Work to complete: Present the following entries again, word for word and in full.

________

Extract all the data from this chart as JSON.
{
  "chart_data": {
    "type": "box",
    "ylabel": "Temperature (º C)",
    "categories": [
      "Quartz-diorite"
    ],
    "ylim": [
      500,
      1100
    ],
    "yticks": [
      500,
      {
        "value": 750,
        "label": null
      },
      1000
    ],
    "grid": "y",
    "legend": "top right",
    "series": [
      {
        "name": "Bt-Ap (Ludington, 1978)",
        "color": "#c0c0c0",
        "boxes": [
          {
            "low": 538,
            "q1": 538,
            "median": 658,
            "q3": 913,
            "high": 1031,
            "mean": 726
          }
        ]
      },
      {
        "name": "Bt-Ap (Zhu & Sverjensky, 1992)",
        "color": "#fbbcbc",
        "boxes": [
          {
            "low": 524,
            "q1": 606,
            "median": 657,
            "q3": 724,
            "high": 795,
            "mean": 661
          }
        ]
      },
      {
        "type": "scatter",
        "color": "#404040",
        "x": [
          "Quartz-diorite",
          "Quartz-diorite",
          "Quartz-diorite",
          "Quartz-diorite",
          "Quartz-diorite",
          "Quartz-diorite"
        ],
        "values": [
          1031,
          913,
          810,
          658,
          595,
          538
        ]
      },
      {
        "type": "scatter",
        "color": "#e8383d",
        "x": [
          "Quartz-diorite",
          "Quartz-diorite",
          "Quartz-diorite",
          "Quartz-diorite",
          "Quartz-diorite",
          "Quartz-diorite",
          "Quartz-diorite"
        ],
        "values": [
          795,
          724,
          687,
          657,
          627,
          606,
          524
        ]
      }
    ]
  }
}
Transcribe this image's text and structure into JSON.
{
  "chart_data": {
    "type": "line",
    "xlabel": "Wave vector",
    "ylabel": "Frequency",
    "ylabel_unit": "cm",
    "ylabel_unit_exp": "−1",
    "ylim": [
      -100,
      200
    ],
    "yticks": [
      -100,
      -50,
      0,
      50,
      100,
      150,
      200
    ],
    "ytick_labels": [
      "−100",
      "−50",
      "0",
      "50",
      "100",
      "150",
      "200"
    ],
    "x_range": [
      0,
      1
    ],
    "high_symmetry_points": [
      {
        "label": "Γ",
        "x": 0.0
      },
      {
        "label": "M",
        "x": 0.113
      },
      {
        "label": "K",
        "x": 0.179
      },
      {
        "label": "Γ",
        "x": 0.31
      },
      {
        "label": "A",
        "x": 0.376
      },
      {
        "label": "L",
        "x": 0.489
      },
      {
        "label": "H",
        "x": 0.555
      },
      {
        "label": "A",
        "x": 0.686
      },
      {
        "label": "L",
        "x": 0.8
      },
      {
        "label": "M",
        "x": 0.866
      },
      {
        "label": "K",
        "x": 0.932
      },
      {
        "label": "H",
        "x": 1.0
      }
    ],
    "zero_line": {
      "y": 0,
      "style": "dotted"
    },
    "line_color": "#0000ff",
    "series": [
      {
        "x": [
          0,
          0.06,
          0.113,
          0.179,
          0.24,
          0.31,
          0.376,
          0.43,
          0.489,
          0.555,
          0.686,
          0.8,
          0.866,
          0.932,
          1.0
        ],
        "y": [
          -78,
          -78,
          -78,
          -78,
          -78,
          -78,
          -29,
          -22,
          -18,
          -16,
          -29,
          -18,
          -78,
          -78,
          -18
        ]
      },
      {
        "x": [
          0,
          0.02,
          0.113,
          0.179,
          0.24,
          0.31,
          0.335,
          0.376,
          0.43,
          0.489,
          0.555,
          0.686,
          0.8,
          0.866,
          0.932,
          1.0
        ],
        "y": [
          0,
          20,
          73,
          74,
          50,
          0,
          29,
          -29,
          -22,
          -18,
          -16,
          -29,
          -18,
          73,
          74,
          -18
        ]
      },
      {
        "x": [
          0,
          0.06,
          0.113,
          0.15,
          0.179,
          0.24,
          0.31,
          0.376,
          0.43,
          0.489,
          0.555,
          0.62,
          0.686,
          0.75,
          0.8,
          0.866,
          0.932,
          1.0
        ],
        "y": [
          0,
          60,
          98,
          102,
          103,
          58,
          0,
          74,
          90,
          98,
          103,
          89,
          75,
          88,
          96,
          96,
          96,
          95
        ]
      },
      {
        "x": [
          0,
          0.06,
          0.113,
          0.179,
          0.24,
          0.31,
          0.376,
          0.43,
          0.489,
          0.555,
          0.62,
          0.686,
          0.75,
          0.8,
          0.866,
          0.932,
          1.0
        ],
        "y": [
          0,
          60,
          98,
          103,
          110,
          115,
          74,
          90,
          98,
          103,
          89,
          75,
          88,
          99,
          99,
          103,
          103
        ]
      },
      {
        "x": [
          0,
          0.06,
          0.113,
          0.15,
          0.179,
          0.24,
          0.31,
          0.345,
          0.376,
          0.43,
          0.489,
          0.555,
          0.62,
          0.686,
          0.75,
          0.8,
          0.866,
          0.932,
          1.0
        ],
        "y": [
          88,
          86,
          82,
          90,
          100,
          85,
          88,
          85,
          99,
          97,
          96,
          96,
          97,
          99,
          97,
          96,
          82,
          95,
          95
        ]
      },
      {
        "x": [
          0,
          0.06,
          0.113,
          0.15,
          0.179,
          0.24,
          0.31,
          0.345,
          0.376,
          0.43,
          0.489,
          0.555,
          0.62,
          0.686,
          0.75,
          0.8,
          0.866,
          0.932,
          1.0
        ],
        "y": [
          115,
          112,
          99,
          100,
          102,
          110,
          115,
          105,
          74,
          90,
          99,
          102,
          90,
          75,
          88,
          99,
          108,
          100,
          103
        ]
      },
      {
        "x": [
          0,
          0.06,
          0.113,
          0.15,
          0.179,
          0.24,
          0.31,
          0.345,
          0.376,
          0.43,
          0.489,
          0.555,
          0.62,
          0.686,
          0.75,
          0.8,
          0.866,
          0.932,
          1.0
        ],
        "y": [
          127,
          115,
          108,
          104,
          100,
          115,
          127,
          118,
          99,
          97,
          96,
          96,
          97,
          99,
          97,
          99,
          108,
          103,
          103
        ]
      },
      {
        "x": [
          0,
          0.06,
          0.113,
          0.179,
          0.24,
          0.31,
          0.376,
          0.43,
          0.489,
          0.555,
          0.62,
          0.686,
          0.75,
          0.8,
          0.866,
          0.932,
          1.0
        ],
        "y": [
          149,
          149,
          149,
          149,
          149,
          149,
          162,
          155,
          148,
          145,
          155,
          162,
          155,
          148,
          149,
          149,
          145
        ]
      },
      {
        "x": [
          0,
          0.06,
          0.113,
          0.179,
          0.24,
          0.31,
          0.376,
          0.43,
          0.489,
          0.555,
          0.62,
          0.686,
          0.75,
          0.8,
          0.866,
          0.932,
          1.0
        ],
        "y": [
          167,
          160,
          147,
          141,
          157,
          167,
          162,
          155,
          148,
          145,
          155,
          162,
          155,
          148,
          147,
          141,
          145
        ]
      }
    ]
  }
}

________

Answer to this problem:
Extract all the data from this chart as JSON.
{
  "chart_data": {
    "type": "box",
    "ylabel": "Temperature (º C)",
    "categories": [
      "Quartz-diorite"
    ],
    "ylim": [
      500,
      1100
    ],
    "yticks": [
      500,
      {
        "value": 750,
        "label": null
      },
      1000
    ],
    "grid": "y",
    "legend": "top right",
    "series": [
      {
        "name": "Bt-Ap (Ludington, 1978)",
        "color": "#c0c0c0",
        "boxes": [
          {
            "low": 538,
            "q1": 538,
            "median": 658,
            "q3": 913,
            "high": 1031,
            "mean": 726
          }
        ]
      },
      {
        "name": "Bt-Ap (Zhu & Sverjensky, 1992)",
        "color": "#fbbcbc",
        "boxes": [
          {
            "low": 524,
            "q1": 606,
            "median": 657,
            "q3": 724,
            "high": 795,
            "mean": 661
          }
        ]
      },
      {
        "type": "scatter",
        "color": "#404040",
        "x": [
          "Quartz-diorite",
          "Quartz-diorite",
          "Quartz-diorite",
          "Quartz-diorite",
          "Quartz-diorite",
          "Quartz-diorite"
        ],
        "values": [
          1031,
          913,
          810,
          658,
          595,
          538
        ]
      },
      {
        "type": "scatter",
        "color": "#e8383d",
        "x": [
          "Quartz-diorite",
          "Quartz-diorite",
          "Quartz-diorite",
          "Quartz-diorite",
          "Quartz-diorite",
          "Quartz-diorite",
          "Quartz-diorite"
        ],
        "values": [
          795,
          724,
          687,
          657,
          627,
          606,
          524
        ]
      }
    ]
  }
}
Transcribe this image's text and structure into JSON.
{
  "chart_data": {
    "type": "line",
    "xlabel": "Wave vector",
    "ylabel": "Frequency",
    "ylabel_unit": "cm",
    "ylabel_unit_exp": "−1",
    "ylim": [
      -100,
      200
    ],
    "yticks": [
      -100,
      -50,
      0,
      50,
      100,
      150,
      200
    ],
    "ytick_labels": [
      "−100",
      "−50",
      "0",
      "50",
      "100",
      "150",
      "200"
    ],
    "x_range": [
      0,
      1
    ],
    "high_symmetry_points": [
      {
        "label": "Γ",
        "x": 0.0
      },
      {
        "label": "M",
        "x": 0.113
      },
      {
        "label": "K",
        "x": 0.179
      },
      {
        "label": "Γ",
        "x": 0.31
      },
      {
        "label": "A",
        "x": 0.376
      },
      {
        "label": "L",
        "x": 0.489
      },
      {
        "label": "H",
        "x": 0.555
      },
      {
        "label": "A",
        "x": 0.686
      },
      {
        "label": "L",
        "x": 0.8
      },
      {
        "label": "M",
        "x": 0.866
      },
      {
        "label": "K",
        "x": 0.932
      },
      {
        "label": "H",
        "x": 1.0
      }
    ],
    "zero_line": {
      "y": 0,
      "style": "dotted"
    },
    "line_color": "#0000ff",
    "series": [
      {
        "x": [
          0,
          0.06,
          0.113,
          0.179,
          0.24,
          0.31,
          0.376,
          0.43,
          0.489,
          0.555,
          0.686,
          0.8,
          0.866,
          0.932,
          1.0
        ],
        "y": [
          -78,
          -78,
          -78,
          -78,
          -78,
          -78,
          -29,
          -22,
          -18,
          -16,
          -29,
          -18,
          -78,
          -78,
          -18
        ]
      },
      {
        "x": [
          0,
          0.02,
          0.113,
          0.179,
          0.24,
          0.31,
          0.335,
          0.376,
          0.43,
          0.489,
          0.555,
          0.686,
          0.8,
          0.866,
          0.932,
          1.0
        ],
        "y": [
          0,
          20,
          73,
          74,
          50,
          0,
          29,
          -29,
          -22,
          -18,
          -16,
          -29,
          -18,
          73,
          74,
          -18
        ]
      },
      {
        "x": [
          0,
          0.06,
          0.113,
          0.15,
          0.179,
          0.24,
          0.31,
          0.376,
          0.43,
          0.489,
          0.555,
          0.62,
          0.686,
          0.75,
          0.8,
          0.866,
          0.932,
          1.0
        ],
        "y": [
          0,
          60,
          98,
          102,
          103,
          58,
          0,
          74,
          90,
          98,
          103,
          89,
          75,
          88,
          96,
          96,
          96,
          95
        ]
      },
      {
        "x": [
          0,
          0.06,
          0.113,
          0.179,
          0.24,
          0.31,
          0.376,
          0.43,
          0.489,
          0.555,
          0.62,
          0.686,
          0.75,
          0.8,
          0.866,
          0.932,
          1.0
        ],
        "y": [
          0,
          60,
          98,
          103,
          110,
          115,
          74,
          90,
          98,
          103,
          89,
          75,
          88,
          99,
          99,
          103,
          103
        ]
      },
      {
        "x": [
          0,
          0.06,
          0.113,
          0.15,
          0.179,
          0.24,
          0.31,
          0.345,
          0.376,
          0.43,
          0.489,
          0.555,
          0.62,
          0.686,
          0.75,
          0.8,
          0.866,
          0.932,
          1.0
        ],
        "y": [
          88,
          86,
          82,
          90,
          100,
          85,
          88,
          85,
          99,
          97,
          96,
          96,
          97,
          99,
          97,
          96,
          82,
          95,
          95
        ]
      },
      {
        "x": [
          0,
          0.06,
          0.113,
          0.15,
          0.179,
          0.24,
          0.31,
          0.345,
          0.376,
          0.43,
          0.489,
          0.555,
          0.62,
          0.686,
          0.75,
          0.8,
          0.866,
          0.932,
          1.0
        ],
        "y": [
          115,
          112,
          99,
          100,
          102,
          110,
          115,
          105,
          74,
          90,
          99,
          102,
          90,
          75,
          88,
          99,
          108,
          100,
          103
        ]
      },
      {
        "x": [
          0,
          0.06,
          0.113,
          0.15,
          0.179,
          0.24,
          0.31,
          0.345,
          0.376,
          0.43,
          0.489,
          0.555,
          0.62,
          0.686,
          0.75,
          0.8,
          0.866,
          0.932,
          1.0
        ],
        "y": [
          127,
          115,
          108,
          104,
          100,
          115,
          127,
          118,
          99,
          97,
          96,
          96,
          97,
          99,
          97,
          99,
          108,
          103,
          103
        ]
      },
      {
        "x": [
          0,
          0.06,
          0.113,
          0.179,
          0.24,
          0.31,
          0.376,
          0.43,
          0.489,
          0.555,
          0.62,
          0.686,
          0.75,
          0.8,
          0.866,
          0.932,
          1.0
        ],
        "y": [
          149,
          149,
          149,
          149,
          149,
          149,
          162,
          155,
          148,
          145,
          155,
          162,
          155,
          148,
          149,
          149,
          145
        ]
      },
      {
        "x": [
          0,
          0.06,
          0.113,
          0.179,
          0.24,
          0.31,
          0.376,
          0.43,
          0.489,
          0.555,
          0.62,
          0.686,
          0.75,
          0.8,
          0.866,
          0.932,
          1.0
        ],
        "y": [
          167,
          160,
          147,
          141,
          157,
          167,
          162,
          155,
          148,
          145,
          155,
          162,
          155,
          148,
          147,
          141,
          145
        ]
      }
    ]
  }
}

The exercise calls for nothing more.